THE REQUEST: Scan the lines below for "face"; report the number of lines that contain it, and only that.

-- START OF STORED RECORDS --

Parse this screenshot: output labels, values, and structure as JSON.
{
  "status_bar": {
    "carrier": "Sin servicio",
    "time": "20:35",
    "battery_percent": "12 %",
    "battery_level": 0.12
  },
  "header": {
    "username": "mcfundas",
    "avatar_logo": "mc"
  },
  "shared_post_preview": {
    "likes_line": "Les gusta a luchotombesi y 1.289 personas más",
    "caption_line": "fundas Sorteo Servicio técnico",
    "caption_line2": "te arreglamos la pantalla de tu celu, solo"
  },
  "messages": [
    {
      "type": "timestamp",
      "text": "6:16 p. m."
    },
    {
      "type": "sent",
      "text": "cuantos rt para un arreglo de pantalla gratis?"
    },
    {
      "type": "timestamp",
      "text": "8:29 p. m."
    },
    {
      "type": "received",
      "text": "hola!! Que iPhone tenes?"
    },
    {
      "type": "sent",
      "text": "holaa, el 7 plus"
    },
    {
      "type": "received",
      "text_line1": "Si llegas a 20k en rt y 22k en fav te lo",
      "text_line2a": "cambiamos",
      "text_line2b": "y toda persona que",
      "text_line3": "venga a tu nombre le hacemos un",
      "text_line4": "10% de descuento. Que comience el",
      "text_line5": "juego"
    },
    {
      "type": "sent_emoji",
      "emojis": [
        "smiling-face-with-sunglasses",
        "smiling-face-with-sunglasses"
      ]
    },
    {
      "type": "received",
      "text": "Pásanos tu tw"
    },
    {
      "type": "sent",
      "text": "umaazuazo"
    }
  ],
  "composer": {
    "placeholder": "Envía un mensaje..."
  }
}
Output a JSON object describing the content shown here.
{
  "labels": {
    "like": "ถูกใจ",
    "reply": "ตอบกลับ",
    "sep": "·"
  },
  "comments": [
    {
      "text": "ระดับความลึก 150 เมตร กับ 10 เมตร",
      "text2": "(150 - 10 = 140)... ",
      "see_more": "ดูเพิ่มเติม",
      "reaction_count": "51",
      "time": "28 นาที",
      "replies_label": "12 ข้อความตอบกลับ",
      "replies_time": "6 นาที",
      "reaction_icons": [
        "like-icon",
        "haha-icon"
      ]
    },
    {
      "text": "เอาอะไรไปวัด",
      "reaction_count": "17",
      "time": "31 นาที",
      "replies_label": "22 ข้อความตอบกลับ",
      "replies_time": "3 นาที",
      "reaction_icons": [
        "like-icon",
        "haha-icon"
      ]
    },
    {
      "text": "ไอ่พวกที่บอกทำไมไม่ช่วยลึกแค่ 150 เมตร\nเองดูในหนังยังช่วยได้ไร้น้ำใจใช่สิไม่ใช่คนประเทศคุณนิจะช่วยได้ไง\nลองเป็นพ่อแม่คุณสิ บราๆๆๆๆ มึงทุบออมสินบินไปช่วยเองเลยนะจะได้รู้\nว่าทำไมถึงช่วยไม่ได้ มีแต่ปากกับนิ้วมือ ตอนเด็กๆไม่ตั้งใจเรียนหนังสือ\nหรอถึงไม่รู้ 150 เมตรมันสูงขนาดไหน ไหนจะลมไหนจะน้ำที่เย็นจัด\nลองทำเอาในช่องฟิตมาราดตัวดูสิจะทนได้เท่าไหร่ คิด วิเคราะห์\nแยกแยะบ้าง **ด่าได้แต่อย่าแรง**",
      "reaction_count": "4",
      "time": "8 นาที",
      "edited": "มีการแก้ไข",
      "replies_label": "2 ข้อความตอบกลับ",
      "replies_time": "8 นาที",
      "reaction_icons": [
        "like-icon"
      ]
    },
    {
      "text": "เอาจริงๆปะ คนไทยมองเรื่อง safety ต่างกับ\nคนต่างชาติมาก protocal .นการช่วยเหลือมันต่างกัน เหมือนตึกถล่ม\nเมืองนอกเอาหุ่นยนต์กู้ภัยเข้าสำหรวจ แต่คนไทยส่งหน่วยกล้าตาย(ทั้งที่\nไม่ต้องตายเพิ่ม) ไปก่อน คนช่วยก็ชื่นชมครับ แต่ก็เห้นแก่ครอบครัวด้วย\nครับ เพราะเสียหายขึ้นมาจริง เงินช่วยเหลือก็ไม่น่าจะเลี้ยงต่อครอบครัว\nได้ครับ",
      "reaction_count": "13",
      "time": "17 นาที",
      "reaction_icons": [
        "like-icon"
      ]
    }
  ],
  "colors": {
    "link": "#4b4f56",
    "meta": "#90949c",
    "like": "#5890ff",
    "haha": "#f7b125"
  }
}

-- END OF STORED RECORDS --

RESULT FOR THIS TASK: 2